** start of DATASET CONTENT **

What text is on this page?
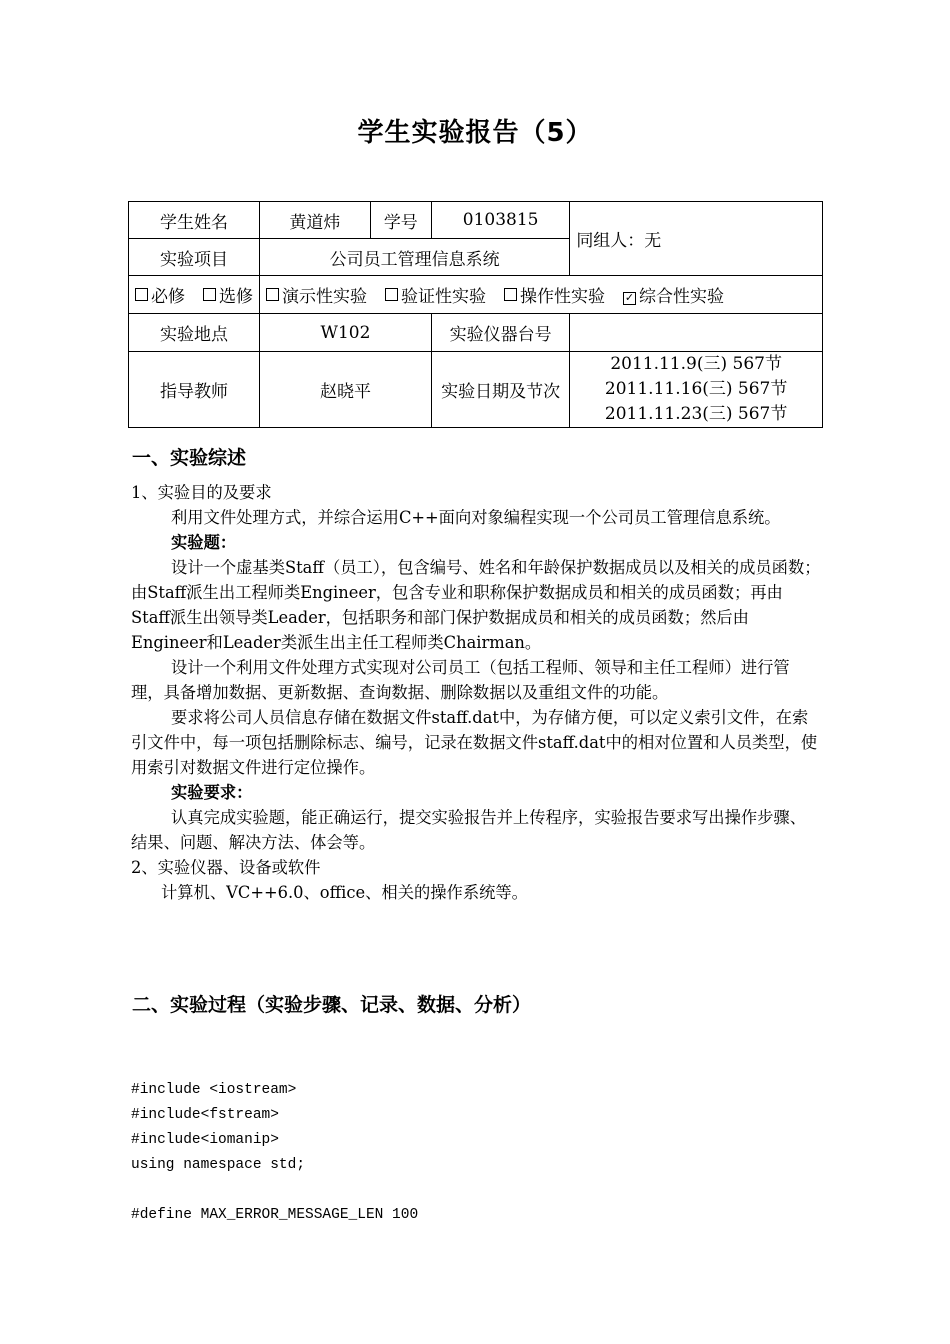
学生实验报告（5）
学生姓名	黄道炜	学号	0103815	同组人：无
实验项目	公司员工管理信息系统			
必修 选修	演示性实验 验证性实验 操作性实验 ✓ 综合性实验			
实验地点	W102		实验仪器台号	
指导教师	赵晓平		实验日期及节次	2011.11.9(三) 567节
2011.11.16(三) 567节
2011.11.23(三) 567节
一、实验综述

1、实验目的及要求

利用文件处理方式，并综合运用C++面向对象编程实现一个公司员工管理信息系统。

实验题：

设计一个虚基类Staff（员工），包含编号、姓名和年龄保护数据成员以及相关的成员函数；由Staff派生出工程师类Engineer，包含专业和职称保护数据成员和相关的成员函数；再由Staff派生出领导类Leader，包括职务和部门保护数据成员和相关的成员函数；然后由Engineer和Leader类派生出主任工程师类Chairman。

设计一个利用文件处理方式实现对公司员工（包括工程师、领导和主任工程师）进行管理，具备增加数据、更新数据、查询数据、删除数据以及重组文件的功能。

要求将公司人员信息存储在数据文件staff.dat中，为存储方便，可以定义索引文件，在索引文件中，每一项包括删除标志、编号，记录在数据文件staff.dat中的相对位置和人员类型，使用索引对数据文件进行定位操作。

实验要求：

认真完成实验题，能正确运行，提交实验报告并上传程序，实验报告要求写出操作步骤、结果、问题、解决方法、体会等。

2、实验仪器、设备或软件

计算机、VC++6.0、office、相关的操作系统等。

二、实验过程（实验步骤、记录、数据、分析）
#include <iostream>
#include<fstream>
#include<iomanip>
using namespace std;

#define MAX_ERROR_MESSAGE_LEN 100
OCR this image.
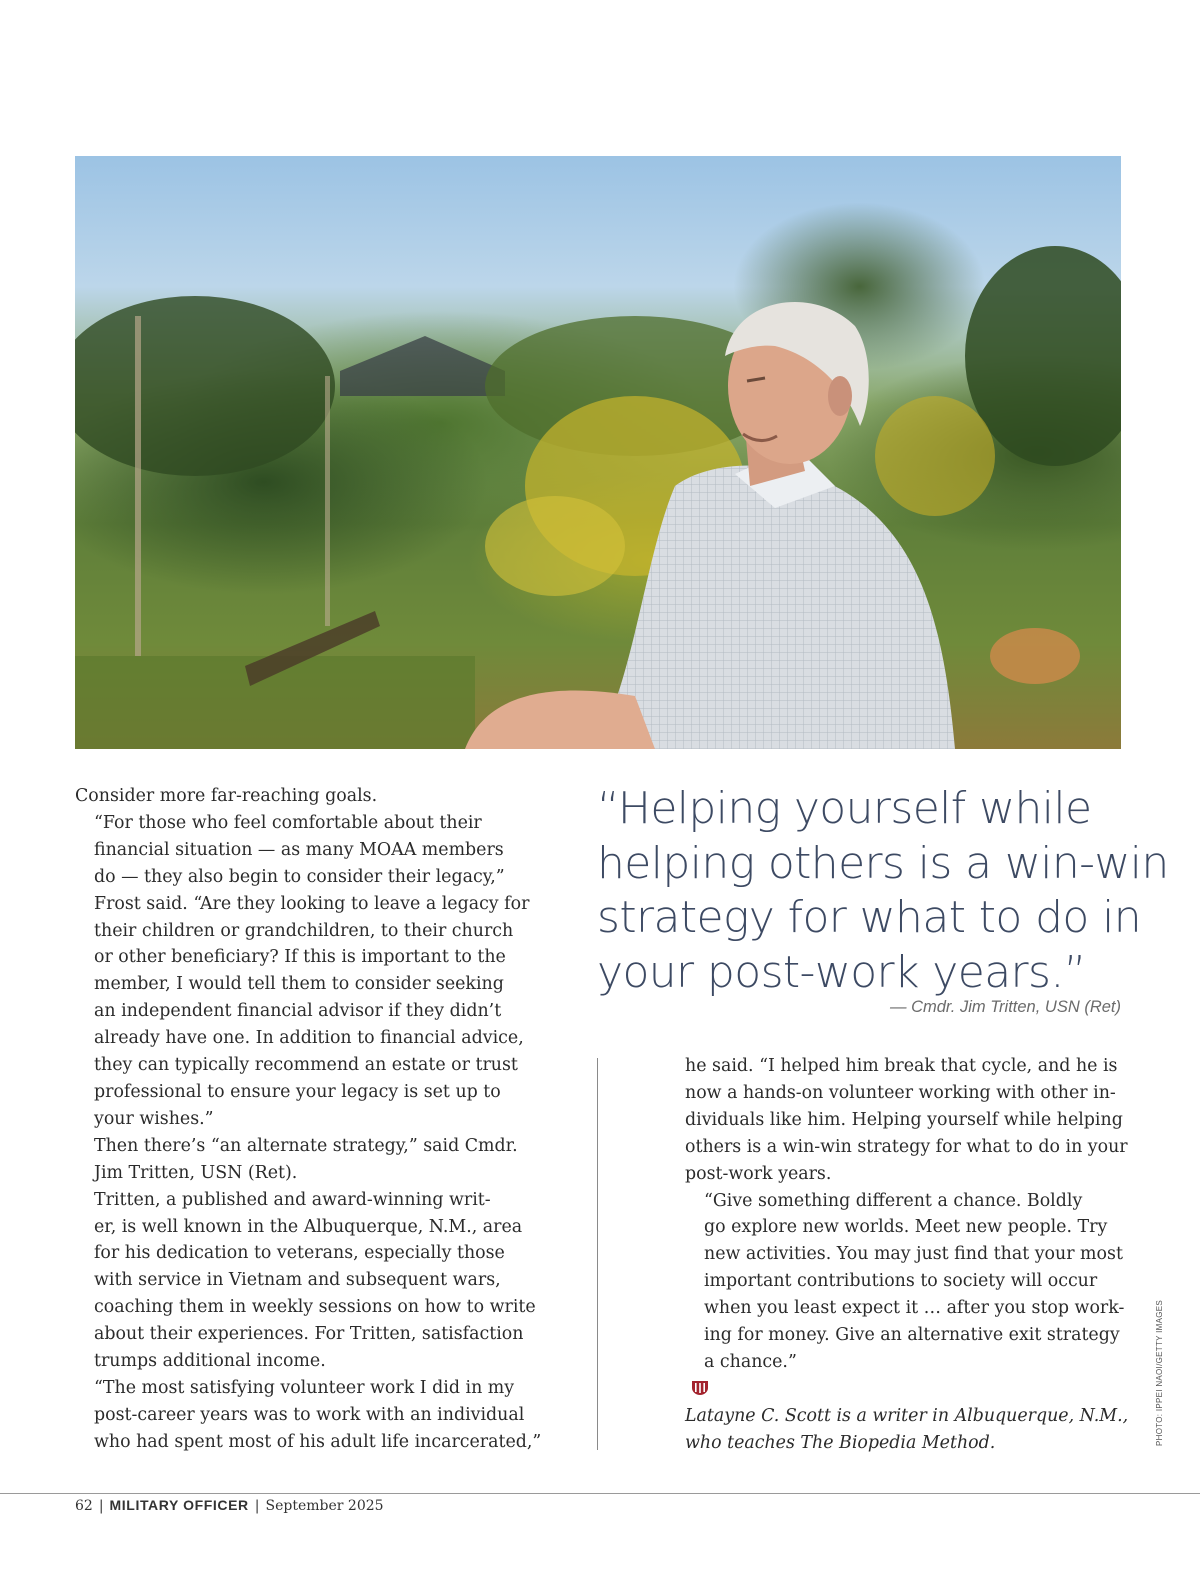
PHOTO: IPPEI NAOI/GETTY IMAGES

Consider more far-reaching goals.

“For those who feel comfortable about their
financial situation — as many MOAA members
do — they also begin to consider their legacy,”
Frost said. “Are they looking to leave a legacy for
their children or grandchildren, to their church
or other beneficiary? If this is important to the
member, I would tell them to consider seeking
an independent financial advisor if they didn’t
already have one. In addition to financial advice,
they can typically recommend an estate or trust
professional to ensure your legacy is set up to
your wishes.”

Then there’s “an alternate strategy,” said Cmdr.
Jim Tritten, USN (Ret).

Tritten, a published and award-winning writ-
er, is well known in the Albuquerque, N.M., area
for his dedication to veterans, especially those
with service in Vietnam and subsequent wars,
coaching them in weekly sessions on how to write
about their experiences. For Tritten, satisfaction
trumps additional income.

“The most satisfying volunteer work I did in my
post-career years was to work with an individual
who had spent most of his adult life incarcerated,”

“Helping yourself while
helping others is a win-win
strategy for what to do in
your post-work years.”
— Cmdr. Jim Tritten, USN (Ret)

he said. “I helped him break that cycle, and he is
now a hands-on volunteer working with other in-
dividuals like him. Helping yourself while helping
others is a win-win strategy for what to do in your
post-work years.

“Give something different a chance. Boldly
go explore new worlds. Meet new people. Try
new activities. You may just find that your most
important contributions to society will occur
when you least expect it … after you stop work-
ing for money. Give an alternative exit strategy
a chance.”

Latayne C. Scott is a writer in Albuquerque, N.M.,
who teaches The Biopedia Method.

62 | MILITARY OFFICER | September 2025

** end of DATASET CONTENT **

TASK DETAILS — Copy out the records above in full, exactly as written, but not the pictures.

WRITTEN RESPONSE —
What text is on this page?
学生实验报告（5）
学生姓名	黄道炜	学号	0103815	同组人：无
实验项目	公司员工管理信息系统			
必修 选修	演示性实验 验证性实验 操作性实验 ✓ 综合性实验			
实验地点	W102		实验仪器台号	
指导教师	赵晓平		实验日期及节次	2011.11.9(三) 567节
2011.11.16(三) 567节
2011.11.23(三) 567节
一、实验综述

1、实验目的及要求

利用文件处理方式，并综合运用C++面向对象编程实现一个公司员工管理信息系统。

实验题：

设计一个虚基类Staff（员工），包含编号、姓名和年龄保护数据成员以及相关的成员函数；由Staff派生出工程师类Engineer，包含专业和职称保护数据成员和相关的成员函数；再由Staff派生出领导类Leader，包括职务和部门保护数据成员和相关的成员函数；然后由Engineer和Leader类派生出主任工程师类Chairman。

设计一个利用文件处理方式实现对公司员工（包括工程师、领导和主任工程师）进行管理，具备增加数据、更新数据、查询数据、删除数据以及重组文件的功能。

要求将公司人员信息存储在数据文件staff.dat中，为存储方便，可以定义索引文件，在索引文件中，每一项包括删除标志、编号，记录在数据文件staff.dat中的相对位置和人员类型，使用索引对数据文件进行定位操作。

实验要求：

认真完成实验题，能正确运行，提交实验报告并上传程序，实验报告要求写出操作步骤、结果、问题、解决方法、体会等。

2、实验仪器、设备或软件

计算机、VC++6.0、office、相关的操作系统等。

二、实验过程（实验步骤、记录、数据、分析）
#include <iostream>
#include<fstream>
#include<iomanip>
using namespace std;

#define MAX_ERROR_MESSAGE_LEN 100
OCR this image.
PHOTO: IPPEI NAOI/GETTY IMAGES

Consider more far-reaching goals.

“For those who feel comfortable about their
financial situation — as many MOAA members
do — they also begin to consider their legacy,”
Frost said. “Are they looking to leave a legacy for
their children or grandchildren, to their church
or other beneficiary? If this is important to the
member, I would tell them to consider seeking
an independent financial advisor if they didn’t
already have one. In addition to financial advice,
they can typically recommend an estate or trust
professional to ensure your legacy is set up to
your wishes.”

Then there’s “an alternate strategy,” said Cmdr.
Jim Tritten, USN (Ret).

Tritten, a published and award-winning writ-
er, is well known in the Albuquerque, N.M., area
for his dedication to veterans, especially those
with service in Vietnam and subsequent wars,
coaching them in weekly sessions on how to write
about their experiences. For Tritten, satisfaction
trumps additional income.

“The most satisfying volunteer work I did in my
post-career years was to work with an individual
who had spent most of his adult life incarcerated,”

“Helping yourself while
helping others is a win-win
strategy for what to do in
your post-work years.”
— Cmdr. Jim Tritten, USN (Ret)

he said. “I helped him break that cycle, and he is
now a hands-on volunteer working with other in-
dividuals like him. Helping yourself while helping
others is a win-win strategy for what to do in your
post-work years.

“Give something different a chance. Boldly
go explore new worlds. Meet new people. Try
new activities. You may just find that your most
important contributions to society will occur
when you least expect it … after you stop work-
ing for money. Give an alternative exit strategy
a chance.”

Latayne C. Scott is a writer in Albuquerque, N.M.,
who teaches The Biopedia Method.

62 | MILITARY OFFICER | September 2025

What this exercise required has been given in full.